WRITTEN INSTRUCTION
Find and copy each line of the records where the string "pelatihan" shows up.

DATA SECTION

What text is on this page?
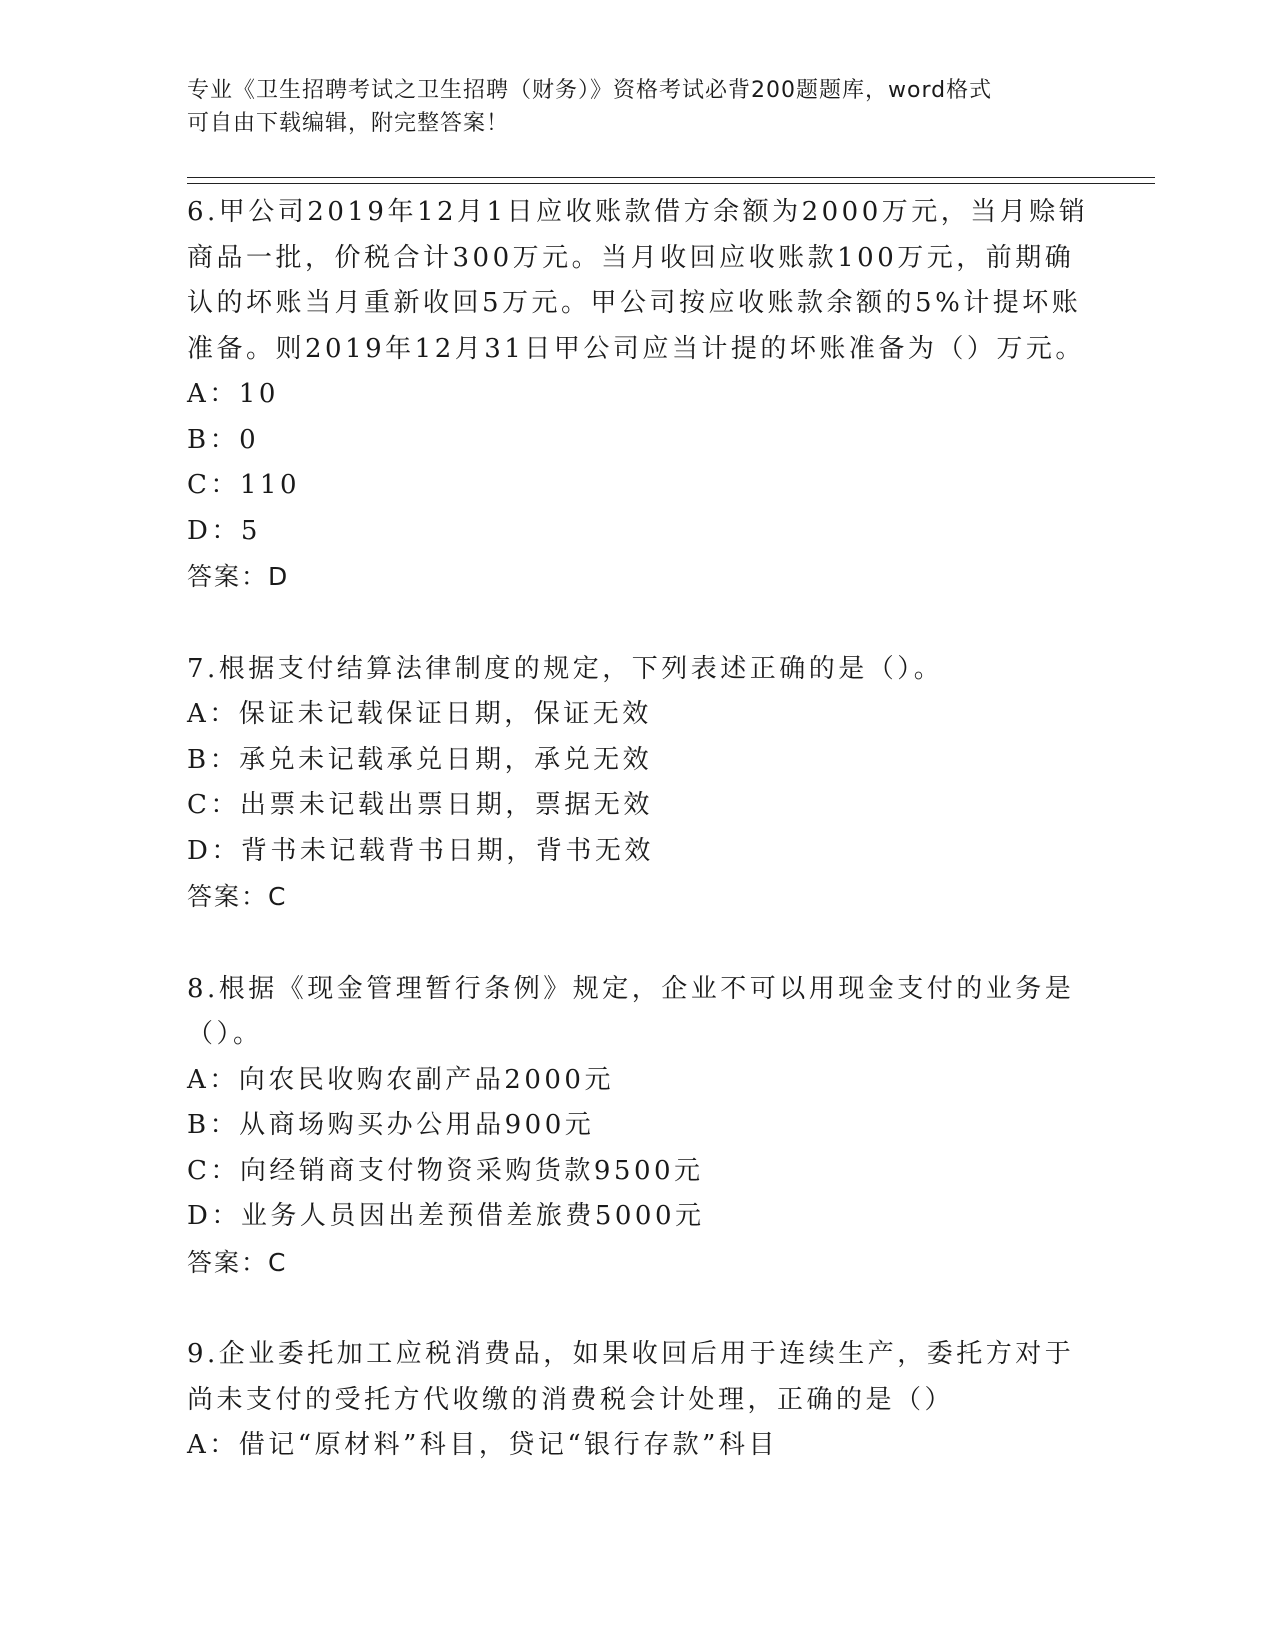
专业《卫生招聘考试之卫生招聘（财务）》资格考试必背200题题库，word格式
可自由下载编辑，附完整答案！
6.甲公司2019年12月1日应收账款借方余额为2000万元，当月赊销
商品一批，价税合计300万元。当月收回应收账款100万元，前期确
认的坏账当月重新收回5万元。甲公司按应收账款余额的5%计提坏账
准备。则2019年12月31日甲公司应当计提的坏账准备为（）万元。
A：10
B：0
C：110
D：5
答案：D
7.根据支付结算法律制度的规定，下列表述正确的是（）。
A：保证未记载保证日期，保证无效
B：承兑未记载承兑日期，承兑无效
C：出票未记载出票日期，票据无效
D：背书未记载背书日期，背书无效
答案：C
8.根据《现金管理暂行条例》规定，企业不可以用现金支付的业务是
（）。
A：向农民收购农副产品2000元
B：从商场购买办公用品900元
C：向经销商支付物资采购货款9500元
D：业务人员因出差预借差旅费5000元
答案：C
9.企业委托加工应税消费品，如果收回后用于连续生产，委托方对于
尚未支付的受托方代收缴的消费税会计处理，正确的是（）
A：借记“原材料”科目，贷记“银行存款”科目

...

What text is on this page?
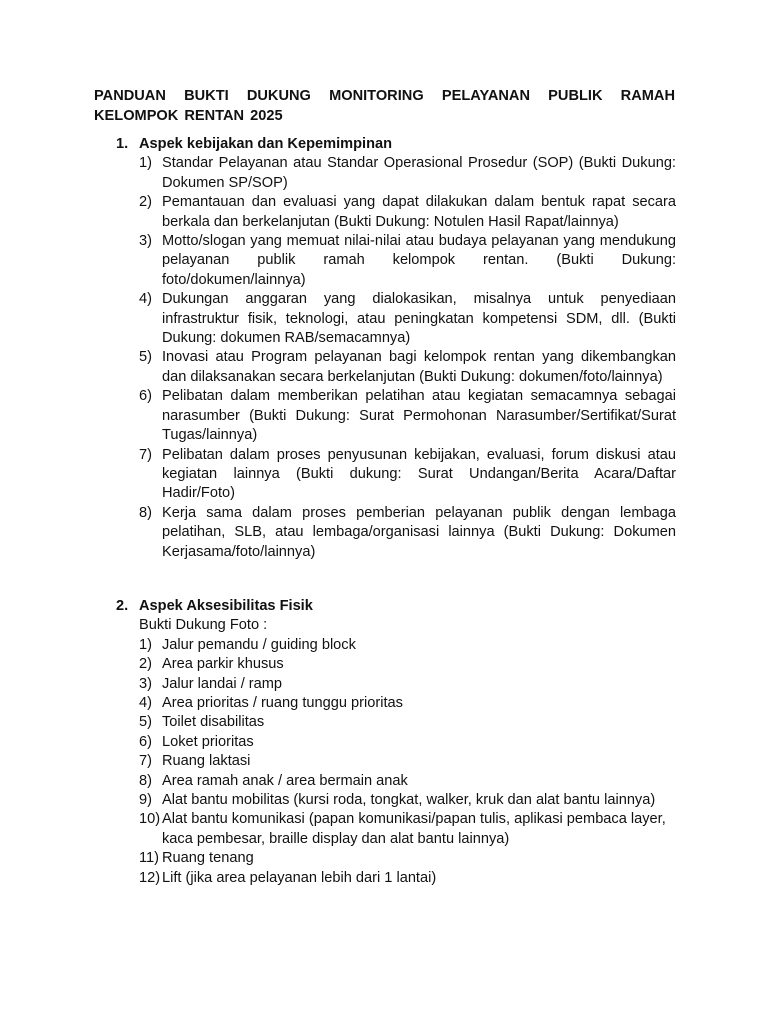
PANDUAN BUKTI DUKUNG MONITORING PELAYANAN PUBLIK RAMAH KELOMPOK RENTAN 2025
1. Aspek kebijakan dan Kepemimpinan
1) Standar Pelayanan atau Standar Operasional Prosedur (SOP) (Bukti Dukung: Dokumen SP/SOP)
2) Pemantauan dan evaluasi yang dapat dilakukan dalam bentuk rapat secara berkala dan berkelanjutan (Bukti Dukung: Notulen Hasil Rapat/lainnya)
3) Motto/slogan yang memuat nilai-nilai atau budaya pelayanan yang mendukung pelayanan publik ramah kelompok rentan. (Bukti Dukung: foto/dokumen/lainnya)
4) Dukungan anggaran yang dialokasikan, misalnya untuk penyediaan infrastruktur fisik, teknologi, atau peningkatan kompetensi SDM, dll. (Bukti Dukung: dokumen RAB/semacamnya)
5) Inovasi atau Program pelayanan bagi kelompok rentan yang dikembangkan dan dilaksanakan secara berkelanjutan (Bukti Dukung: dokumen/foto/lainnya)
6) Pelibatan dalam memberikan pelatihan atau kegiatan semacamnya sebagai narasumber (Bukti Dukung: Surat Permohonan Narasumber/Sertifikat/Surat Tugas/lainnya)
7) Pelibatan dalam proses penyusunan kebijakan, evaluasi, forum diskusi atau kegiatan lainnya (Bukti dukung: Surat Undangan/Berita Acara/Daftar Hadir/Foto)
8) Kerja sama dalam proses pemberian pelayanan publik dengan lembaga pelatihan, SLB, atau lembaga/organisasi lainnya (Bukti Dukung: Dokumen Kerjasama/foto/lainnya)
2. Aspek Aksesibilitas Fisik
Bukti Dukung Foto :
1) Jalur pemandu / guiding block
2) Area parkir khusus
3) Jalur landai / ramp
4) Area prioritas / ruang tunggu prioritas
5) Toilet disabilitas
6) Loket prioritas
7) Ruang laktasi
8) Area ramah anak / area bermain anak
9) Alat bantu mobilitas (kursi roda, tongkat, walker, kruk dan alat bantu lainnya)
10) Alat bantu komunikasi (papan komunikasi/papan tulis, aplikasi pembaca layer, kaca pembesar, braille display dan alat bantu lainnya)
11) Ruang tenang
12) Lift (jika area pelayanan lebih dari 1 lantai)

FINAL RESULT
6) Pelibatan dalam memberikan pelatihan atau kegiatan semacamnya sebagai narasumber (Bukti Dukung: Surat Permohonan Narasumber/Sertifikat/Surat Tugas/lainnya)
8) Kerja sama dalam proses pemberian pelayanan publik dengan lembaga pelatihan, SLB, atau lembaga/organisasi lainnya (Bukti Dukung: Dokumen Kerjasama/foto/lainnya)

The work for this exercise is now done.